▸ YOUR INSTRUCTIONS
Turn every line in each of the records below into a JSON list of strings, one string per line, and leave out any blank lines.

▸ DATA EXCERPTS

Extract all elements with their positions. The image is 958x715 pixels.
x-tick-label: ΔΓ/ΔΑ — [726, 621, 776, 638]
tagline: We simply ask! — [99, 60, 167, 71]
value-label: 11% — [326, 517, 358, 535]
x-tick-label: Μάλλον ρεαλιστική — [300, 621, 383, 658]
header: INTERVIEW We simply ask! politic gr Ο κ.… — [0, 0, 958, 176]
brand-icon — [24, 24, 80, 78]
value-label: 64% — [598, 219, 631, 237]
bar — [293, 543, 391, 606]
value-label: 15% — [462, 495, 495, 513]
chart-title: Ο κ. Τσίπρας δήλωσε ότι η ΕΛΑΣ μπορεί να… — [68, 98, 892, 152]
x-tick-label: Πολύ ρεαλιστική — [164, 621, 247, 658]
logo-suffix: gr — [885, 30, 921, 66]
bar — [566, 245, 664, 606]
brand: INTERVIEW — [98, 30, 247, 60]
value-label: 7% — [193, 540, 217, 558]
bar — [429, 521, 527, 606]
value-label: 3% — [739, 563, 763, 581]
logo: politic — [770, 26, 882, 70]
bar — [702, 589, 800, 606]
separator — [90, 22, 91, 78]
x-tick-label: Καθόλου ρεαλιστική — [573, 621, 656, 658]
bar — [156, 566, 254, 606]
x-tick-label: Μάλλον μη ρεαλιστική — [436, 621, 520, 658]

▸ TASK RESULT
[
  "Extract all elements with their positions. The image is 958x715 pixels.",
  "x-tick-label: ΔΓ/ΔΑ — [726, 621, 776, 638]",
  "tagline: We simply ask! — [99, 60, 167, 71]",
  "value-label: 11% — [326, 517, 358, 535]",
  "x-tick-label: Μάλλον ρεαλιστική — [300, 621, 383, 658]",
  "header: INTERVIEW We simply ask! politic gr Ο κ.… — [0, 0, 958, 176]",
  "brand-icon — [24, 24, 80, 78]",
  "value-label: 64% — [598, 219, 631, 237]",
  "bar — [293, 543, 391, 606]",
  "value-label: 15% — [462, 495, 495, 513]",
  "chart-title: Ο κ. Τσίπρας δήλωσε ότι η ΕΛΑΣ μπορεί να… — [68, 98, 892, 152]",
  "x-tick-label: Πολύ ρεαλιστική — [164, 621, 247, 658]",
  "logo-suffix: gr — [885, 30, 921, 66]",
  "bar — [566, 245, 664, 606]",
  "brand: INTERVIEW — [98, 30, 247, 60]",
  "value-label: 7% — [193, 540, 217, 558]",
  "bar — [429, 521, 527, 606]",
  "value-label: 3% — [739, 563, 763, 581]",
  "logo: politic — [770, 26, 882, 70]",
  "bar — [702, 589, 800, 606]",
  "separator — [90, 22, 91, 78]",
  "x-tick-label: Καθόλου ρεαλιστική — [573, 621, 656, 658]",
  "bar — [156, 566, 254, 606]",
  "x-tick-label: Μάλλον μη ρεαλιστική — [436, 621, 520, 658]"
]